# RECORDS PROVIDED start

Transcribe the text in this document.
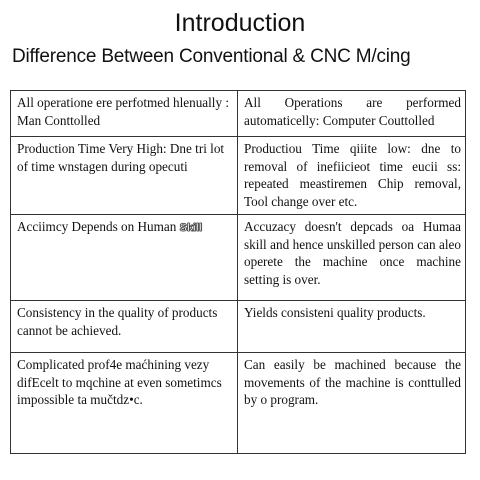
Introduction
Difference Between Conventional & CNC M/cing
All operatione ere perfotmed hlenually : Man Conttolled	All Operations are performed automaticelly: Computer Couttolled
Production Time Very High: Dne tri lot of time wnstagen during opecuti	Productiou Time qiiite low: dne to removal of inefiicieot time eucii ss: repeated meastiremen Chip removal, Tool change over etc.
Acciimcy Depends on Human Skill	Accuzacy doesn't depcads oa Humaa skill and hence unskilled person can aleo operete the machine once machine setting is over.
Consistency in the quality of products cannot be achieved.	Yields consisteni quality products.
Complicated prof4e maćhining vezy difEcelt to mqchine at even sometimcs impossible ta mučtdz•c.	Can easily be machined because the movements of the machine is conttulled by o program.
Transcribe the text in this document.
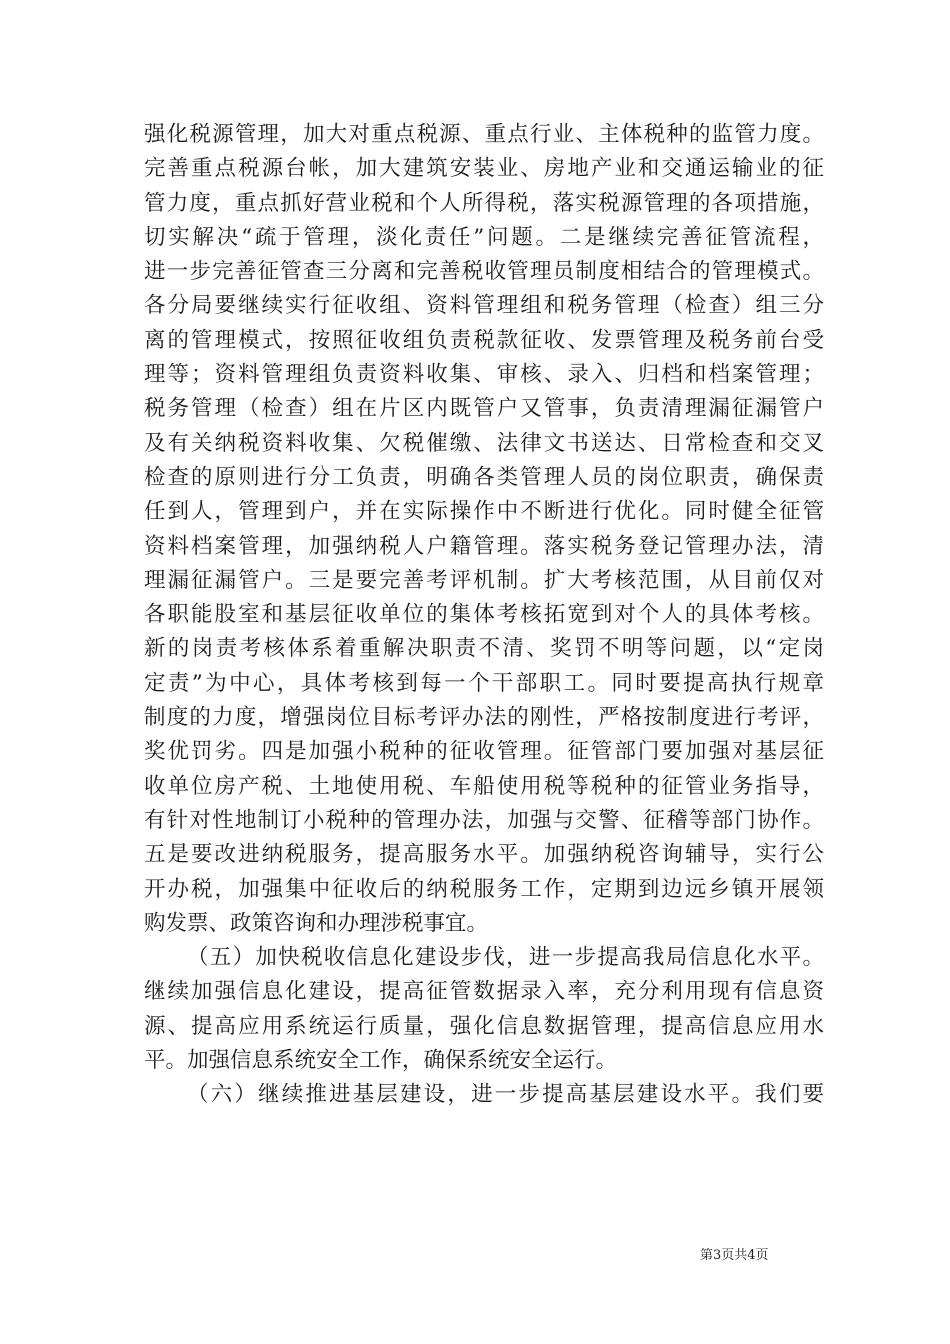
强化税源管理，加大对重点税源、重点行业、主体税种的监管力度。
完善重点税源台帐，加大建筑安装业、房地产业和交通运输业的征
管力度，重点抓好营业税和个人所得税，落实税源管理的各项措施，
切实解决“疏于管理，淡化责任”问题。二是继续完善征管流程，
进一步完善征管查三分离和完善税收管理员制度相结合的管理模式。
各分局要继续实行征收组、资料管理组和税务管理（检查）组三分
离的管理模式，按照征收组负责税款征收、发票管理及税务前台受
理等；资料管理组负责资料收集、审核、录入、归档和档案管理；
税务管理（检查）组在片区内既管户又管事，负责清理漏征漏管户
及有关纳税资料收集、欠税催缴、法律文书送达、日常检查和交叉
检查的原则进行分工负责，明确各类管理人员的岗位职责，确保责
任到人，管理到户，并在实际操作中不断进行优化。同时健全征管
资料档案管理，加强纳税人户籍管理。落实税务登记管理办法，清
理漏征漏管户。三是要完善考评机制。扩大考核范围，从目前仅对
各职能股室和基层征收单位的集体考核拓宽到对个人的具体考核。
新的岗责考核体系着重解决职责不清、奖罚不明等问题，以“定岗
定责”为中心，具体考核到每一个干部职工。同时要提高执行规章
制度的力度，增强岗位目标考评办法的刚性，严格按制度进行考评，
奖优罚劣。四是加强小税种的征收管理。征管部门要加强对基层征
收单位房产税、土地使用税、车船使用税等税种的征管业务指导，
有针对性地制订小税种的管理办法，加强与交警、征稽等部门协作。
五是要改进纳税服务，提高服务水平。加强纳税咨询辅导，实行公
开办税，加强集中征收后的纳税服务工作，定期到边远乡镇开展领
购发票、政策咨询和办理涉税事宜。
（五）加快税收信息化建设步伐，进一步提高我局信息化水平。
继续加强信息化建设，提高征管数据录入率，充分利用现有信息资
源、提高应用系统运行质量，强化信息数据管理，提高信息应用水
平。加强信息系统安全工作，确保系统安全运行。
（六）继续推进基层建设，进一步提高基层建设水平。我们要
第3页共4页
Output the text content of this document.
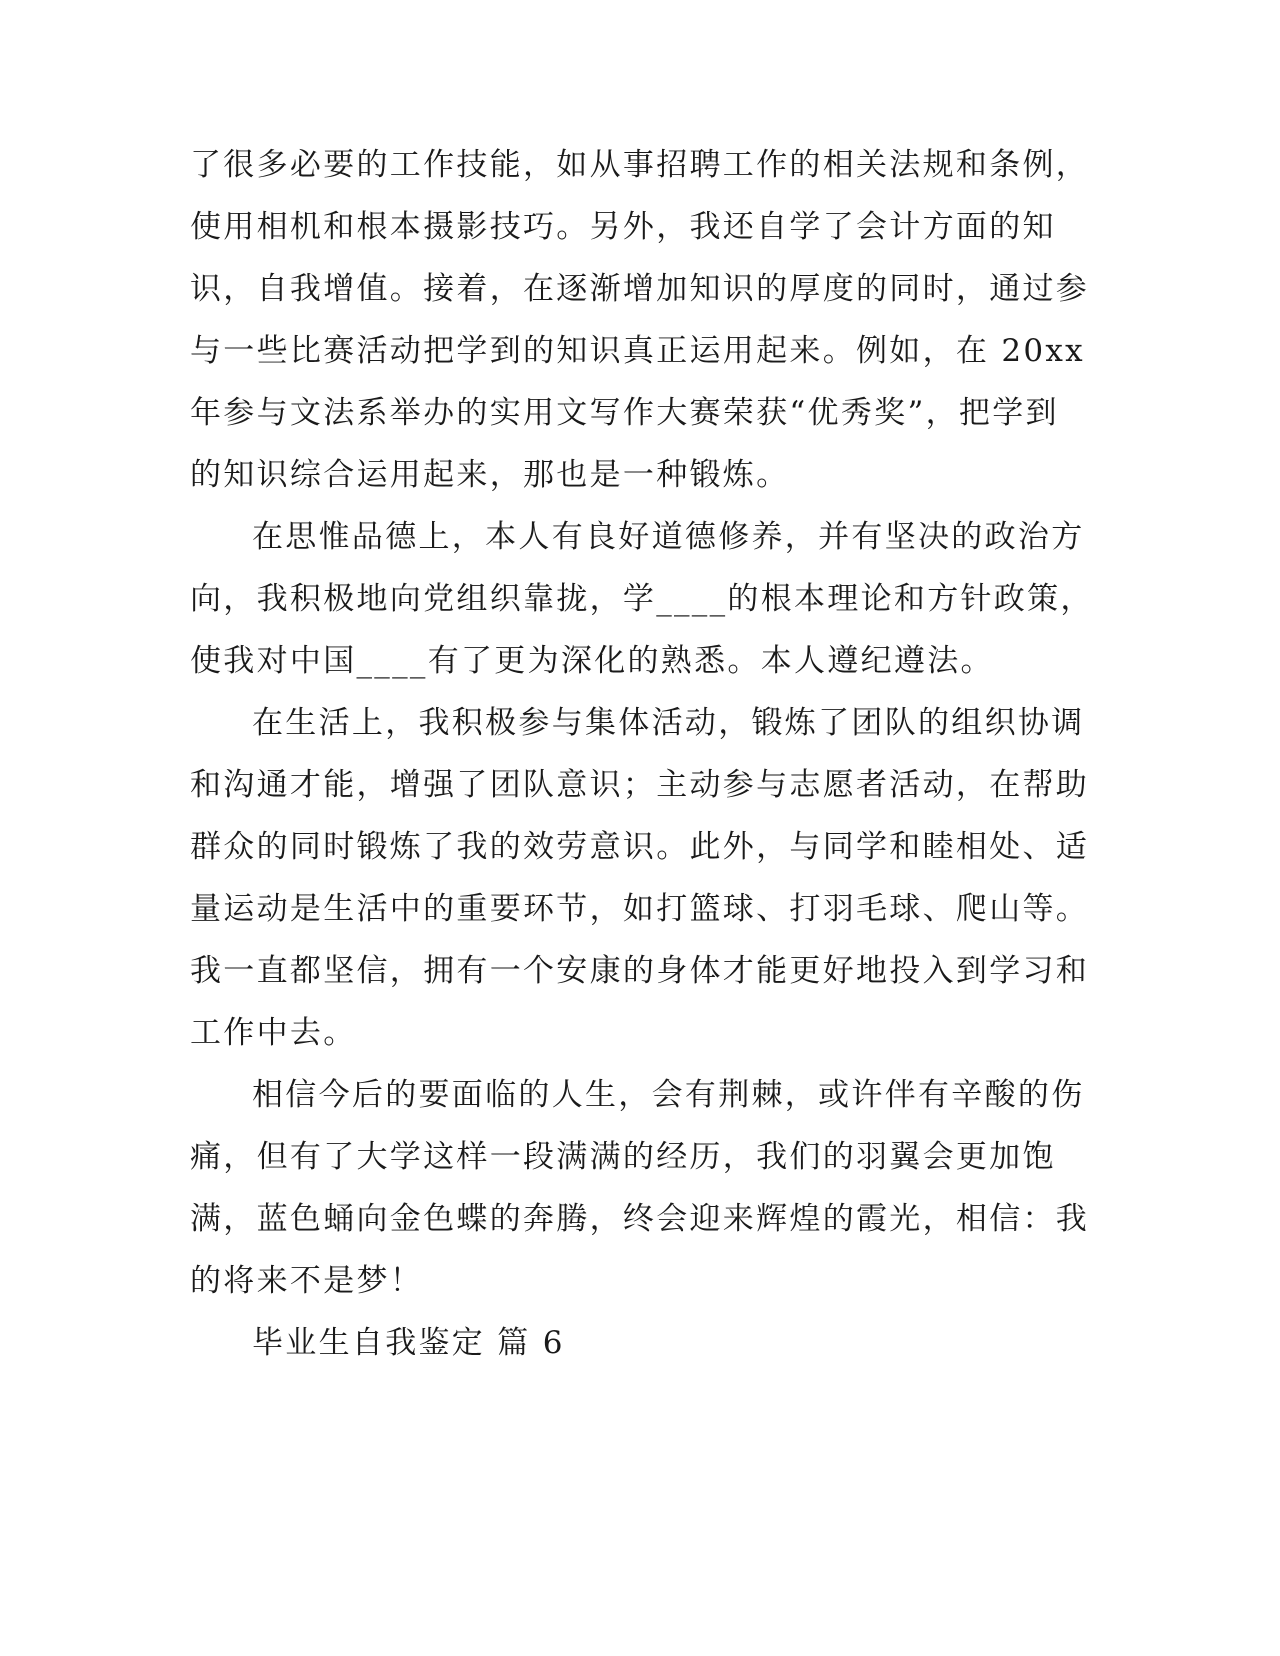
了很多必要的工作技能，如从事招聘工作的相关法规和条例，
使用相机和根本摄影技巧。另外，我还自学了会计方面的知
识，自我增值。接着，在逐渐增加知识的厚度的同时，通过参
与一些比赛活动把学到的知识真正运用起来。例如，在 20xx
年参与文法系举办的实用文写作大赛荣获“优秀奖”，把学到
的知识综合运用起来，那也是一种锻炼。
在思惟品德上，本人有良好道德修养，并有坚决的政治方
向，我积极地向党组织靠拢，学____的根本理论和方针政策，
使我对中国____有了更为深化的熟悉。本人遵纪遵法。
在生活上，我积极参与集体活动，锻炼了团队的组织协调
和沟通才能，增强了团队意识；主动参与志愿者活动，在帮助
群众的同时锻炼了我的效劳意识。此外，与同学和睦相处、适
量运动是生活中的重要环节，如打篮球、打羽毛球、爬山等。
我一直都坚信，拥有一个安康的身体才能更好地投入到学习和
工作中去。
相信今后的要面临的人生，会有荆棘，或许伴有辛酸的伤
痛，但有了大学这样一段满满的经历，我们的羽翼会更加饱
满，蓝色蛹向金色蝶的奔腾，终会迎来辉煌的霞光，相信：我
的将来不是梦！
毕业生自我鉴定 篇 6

# RECORDS PROVIDED end
# RECORDS PROVIDED start

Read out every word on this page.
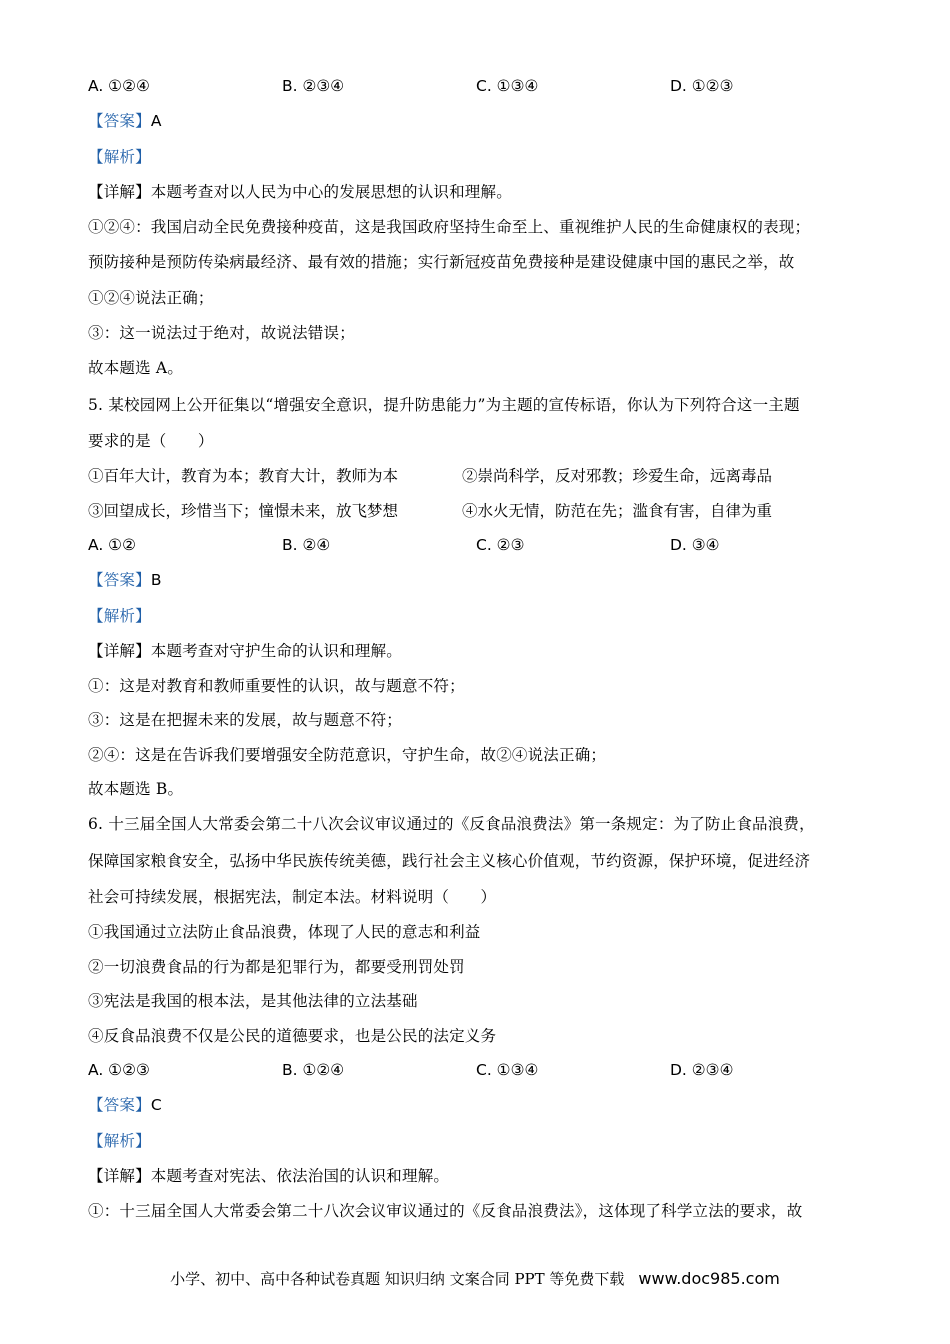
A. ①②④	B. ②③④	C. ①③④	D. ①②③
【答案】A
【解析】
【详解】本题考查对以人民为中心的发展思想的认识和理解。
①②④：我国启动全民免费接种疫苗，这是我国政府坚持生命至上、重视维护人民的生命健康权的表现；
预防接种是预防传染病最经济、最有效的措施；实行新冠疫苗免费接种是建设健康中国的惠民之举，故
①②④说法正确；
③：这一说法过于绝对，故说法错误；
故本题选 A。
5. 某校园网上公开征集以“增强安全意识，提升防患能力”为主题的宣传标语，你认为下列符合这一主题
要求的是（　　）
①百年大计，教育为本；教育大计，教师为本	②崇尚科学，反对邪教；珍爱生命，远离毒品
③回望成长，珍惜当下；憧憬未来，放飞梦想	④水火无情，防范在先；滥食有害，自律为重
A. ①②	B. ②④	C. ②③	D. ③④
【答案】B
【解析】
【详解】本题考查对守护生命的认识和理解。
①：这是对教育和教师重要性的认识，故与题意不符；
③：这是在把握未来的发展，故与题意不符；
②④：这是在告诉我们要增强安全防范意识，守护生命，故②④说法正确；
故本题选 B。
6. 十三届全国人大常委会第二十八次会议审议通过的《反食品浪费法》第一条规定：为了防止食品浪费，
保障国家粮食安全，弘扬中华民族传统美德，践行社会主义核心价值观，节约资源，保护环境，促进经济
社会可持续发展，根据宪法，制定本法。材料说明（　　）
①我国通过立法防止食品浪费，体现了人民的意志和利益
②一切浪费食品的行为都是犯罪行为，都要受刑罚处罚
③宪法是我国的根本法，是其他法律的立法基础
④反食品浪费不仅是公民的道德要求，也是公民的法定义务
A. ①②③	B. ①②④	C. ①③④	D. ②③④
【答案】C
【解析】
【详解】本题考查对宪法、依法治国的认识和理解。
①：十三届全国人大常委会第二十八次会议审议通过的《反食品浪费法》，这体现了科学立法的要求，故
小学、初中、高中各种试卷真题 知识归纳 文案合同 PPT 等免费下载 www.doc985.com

# RECORDS PROVIDED end

• _PROBLEM_
Pull out each line containing the word "反食品浪费法" and copy it.

• _EXPECTED OUTPUT_
6. 十三届全国人大常委会第二十八次会议审议通过的《反食品浪费法》第一条规定：为了防止食品浪费，
①：十三届全国人大常委会第二十八次会议审议通过的《反食品浪费法》，这体现了科学立法的要求，故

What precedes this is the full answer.